*TASK REQUIREMENTS:*
Go through the records and copy each line where the word "SPENT" occurs.

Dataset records
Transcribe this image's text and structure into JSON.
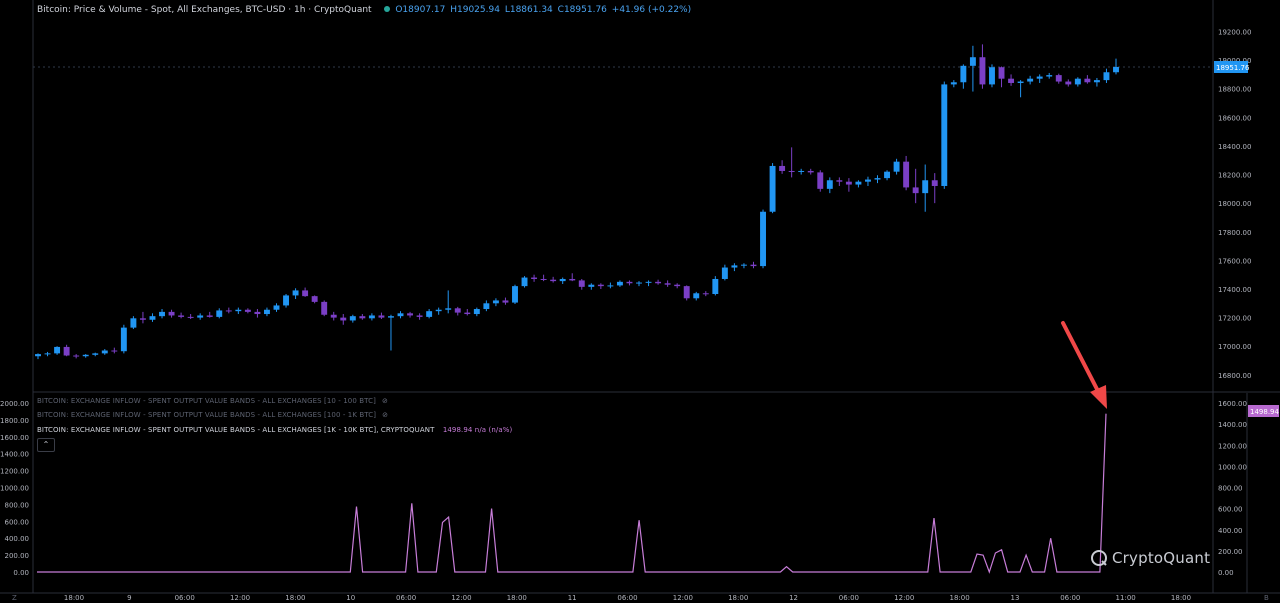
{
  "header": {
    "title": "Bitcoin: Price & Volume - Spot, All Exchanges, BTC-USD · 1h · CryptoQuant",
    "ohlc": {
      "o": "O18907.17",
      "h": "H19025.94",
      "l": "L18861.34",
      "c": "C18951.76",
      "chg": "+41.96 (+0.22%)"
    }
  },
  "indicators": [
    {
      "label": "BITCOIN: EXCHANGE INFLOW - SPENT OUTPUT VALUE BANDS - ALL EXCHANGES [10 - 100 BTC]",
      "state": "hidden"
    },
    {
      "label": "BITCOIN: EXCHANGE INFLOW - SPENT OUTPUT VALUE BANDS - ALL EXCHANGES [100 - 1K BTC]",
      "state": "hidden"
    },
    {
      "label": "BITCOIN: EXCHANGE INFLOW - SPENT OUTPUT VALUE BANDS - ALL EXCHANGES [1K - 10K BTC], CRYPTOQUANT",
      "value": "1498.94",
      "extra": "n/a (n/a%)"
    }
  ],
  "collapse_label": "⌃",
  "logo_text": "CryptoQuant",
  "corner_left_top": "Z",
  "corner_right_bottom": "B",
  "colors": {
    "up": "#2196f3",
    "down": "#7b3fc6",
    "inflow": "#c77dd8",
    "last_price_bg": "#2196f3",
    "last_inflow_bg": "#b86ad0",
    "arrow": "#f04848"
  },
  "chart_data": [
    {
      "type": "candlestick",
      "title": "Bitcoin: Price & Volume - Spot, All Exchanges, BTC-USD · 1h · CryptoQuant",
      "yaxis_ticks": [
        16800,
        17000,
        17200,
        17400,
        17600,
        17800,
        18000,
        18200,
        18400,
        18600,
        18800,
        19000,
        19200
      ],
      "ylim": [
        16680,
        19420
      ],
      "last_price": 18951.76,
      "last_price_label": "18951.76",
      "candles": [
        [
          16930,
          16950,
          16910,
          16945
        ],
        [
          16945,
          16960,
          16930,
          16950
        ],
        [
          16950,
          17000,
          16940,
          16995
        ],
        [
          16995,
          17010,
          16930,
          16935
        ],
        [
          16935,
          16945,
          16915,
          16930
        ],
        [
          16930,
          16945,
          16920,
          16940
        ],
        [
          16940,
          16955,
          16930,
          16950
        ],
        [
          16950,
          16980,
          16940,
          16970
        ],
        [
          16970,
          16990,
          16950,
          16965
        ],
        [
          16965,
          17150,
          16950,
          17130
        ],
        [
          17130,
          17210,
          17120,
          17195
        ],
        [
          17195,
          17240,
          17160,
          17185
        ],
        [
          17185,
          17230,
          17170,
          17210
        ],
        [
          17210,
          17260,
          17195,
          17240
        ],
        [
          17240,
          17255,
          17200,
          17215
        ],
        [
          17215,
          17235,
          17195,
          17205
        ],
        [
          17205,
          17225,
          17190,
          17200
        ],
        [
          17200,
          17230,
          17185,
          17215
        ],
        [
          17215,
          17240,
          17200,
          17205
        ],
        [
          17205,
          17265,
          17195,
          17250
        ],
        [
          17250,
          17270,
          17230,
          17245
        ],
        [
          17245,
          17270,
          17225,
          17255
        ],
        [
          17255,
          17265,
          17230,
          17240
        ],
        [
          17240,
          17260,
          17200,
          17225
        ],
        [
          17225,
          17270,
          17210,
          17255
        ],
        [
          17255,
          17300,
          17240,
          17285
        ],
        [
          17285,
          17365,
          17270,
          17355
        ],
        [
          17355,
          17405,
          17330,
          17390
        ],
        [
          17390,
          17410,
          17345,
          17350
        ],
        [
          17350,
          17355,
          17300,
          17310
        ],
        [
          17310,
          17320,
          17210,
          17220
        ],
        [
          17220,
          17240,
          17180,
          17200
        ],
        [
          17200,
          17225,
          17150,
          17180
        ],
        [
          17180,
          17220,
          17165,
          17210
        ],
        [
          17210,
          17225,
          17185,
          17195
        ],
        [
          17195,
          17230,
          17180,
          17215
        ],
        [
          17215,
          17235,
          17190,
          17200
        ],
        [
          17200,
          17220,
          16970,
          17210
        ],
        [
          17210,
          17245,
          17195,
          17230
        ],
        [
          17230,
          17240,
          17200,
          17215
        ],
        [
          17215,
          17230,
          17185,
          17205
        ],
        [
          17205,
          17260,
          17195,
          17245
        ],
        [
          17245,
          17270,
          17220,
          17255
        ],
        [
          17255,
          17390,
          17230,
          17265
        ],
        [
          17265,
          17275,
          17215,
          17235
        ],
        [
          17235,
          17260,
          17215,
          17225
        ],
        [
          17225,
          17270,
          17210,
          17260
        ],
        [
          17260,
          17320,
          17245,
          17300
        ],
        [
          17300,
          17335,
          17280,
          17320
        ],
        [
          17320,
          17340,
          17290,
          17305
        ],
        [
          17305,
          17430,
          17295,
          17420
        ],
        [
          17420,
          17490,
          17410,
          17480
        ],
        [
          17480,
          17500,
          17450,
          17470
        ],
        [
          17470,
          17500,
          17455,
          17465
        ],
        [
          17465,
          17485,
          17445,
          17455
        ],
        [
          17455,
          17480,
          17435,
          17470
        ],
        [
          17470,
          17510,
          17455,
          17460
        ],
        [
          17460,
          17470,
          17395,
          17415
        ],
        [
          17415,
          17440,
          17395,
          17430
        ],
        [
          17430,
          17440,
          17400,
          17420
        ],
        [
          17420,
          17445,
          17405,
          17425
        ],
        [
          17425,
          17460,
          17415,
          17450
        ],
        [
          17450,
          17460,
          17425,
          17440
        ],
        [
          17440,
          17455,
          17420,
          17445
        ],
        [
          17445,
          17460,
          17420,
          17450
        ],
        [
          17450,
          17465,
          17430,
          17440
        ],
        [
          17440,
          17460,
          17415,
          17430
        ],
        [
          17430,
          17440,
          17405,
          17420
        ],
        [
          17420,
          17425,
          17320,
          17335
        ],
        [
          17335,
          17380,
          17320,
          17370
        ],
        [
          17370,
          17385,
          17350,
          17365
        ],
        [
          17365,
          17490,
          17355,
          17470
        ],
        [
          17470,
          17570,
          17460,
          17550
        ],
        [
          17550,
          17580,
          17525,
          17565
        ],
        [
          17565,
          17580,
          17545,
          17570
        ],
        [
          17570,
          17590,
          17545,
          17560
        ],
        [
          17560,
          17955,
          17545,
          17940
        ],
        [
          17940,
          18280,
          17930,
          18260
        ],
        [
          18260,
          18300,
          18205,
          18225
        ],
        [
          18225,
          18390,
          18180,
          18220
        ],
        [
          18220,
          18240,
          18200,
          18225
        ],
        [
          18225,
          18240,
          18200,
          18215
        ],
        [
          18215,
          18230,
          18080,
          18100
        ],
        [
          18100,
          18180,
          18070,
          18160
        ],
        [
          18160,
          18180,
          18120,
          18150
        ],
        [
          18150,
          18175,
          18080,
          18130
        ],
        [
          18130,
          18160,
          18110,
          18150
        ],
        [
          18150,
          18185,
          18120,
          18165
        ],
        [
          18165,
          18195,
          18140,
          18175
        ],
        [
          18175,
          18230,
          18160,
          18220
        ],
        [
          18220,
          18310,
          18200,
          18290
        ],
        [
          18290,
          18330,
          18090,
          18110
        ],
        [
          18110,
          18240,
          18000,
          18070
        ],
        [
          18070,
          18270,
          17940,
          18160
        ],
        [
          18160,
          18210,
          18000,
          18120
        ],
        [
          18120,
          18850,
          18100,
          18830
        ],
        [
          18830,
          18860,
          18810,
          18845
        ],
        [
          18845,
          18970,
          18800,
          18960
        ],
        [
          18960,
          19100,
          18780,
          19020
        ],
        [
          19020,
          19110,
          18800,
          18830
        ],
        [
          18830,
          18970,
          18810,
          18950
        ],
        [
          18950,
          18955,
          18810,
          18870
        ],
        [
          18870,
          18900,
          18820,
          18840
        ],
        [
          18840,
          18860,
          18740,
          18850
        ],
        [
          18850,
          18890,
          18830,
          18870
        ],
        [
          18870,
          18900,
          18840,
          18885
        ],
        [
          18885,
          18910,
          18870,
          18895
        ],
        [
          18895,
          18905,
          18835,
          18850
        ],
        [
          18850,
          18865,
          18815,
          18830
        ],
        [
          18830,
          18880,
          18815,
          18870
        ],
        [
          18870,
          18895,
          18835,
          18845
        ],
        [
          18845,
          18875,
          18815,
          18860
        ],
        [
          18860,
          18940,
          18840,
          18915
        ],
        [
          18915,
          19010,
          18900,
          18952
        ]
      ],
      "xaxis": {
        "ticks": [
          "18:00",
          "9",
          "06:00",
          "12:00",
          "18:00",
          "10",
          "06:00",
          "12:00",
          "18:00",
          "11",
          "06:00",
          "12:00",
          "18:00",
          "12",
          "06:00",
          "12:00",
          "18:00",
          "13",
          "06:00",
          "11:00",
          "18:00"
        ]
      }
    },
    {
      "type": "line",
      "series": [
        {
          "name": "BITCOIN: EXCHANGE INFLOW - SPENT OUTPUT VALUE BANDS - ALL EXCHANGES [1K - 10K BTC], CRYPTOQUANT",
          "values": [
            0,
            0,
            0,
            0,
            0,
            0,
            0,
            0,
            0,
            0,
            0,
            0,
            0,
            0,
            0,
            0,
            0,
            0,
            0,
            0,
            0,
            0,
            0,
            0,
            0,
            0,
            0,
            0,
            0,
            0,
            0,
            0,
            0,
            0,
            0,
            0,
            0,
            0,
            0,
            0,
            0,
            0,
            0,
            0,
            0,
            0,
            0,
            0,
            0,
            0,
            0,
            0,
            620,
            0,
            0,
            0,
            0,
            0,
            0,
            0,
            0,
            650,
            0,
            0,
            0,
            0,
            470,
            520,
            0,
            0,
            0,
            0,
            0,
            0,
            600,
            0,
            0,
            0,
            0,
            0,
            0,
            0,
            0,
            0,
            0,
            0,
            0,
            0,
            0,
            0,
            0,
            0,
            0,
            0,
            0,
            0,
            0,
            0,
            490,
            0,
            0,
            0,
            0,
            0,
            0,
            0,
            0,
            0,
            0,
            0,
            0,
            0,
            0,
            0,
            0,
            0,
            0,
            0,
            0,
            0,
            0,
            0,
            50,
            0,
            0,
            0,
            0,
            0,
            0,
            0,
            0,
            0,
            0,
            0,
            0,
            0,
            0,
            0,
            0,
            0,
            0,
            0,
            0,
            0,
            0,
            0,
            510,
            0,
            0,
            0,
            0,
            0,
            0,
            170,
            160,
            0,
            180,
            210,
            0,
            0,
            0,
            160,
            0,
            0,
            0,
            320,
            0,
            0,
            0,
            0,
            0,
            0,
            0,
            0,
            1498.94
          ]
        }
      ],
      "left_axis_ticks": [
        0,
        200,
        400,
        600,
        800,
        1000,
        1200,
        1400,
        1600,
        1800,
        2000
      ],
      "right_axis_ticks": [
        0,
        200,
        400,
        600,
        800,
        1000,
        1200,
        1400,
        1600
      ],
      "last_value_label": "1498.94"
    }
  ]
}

*REPLY:*
      "label": "BITCOIN: EXCHANGE INFLOW - SPENT OUTPUT VALUE BANDS - ALL EXCHANGES [10 - 100 BTC]",
      "label": "BITCOIN: EXCHANGE INFLOW - SPENT OUTPUT VALUE BANDS - ALL EXCHANGES [100 - 1K BTC]",
      "label": "BITCOIN: EXCHANGE INFLOW - SPENT OUTPUT VALUE BANDS - ALL EXCHANGES [1K - 10K BTC], CRYPTOQUANT",
          "name": "BITCOIN: EXCHANGE INFLOW - SPENT OUTPUT VALUE BANDS - ALL EXCHANGES [1K - 10K BTC], CRYPTOQUANT",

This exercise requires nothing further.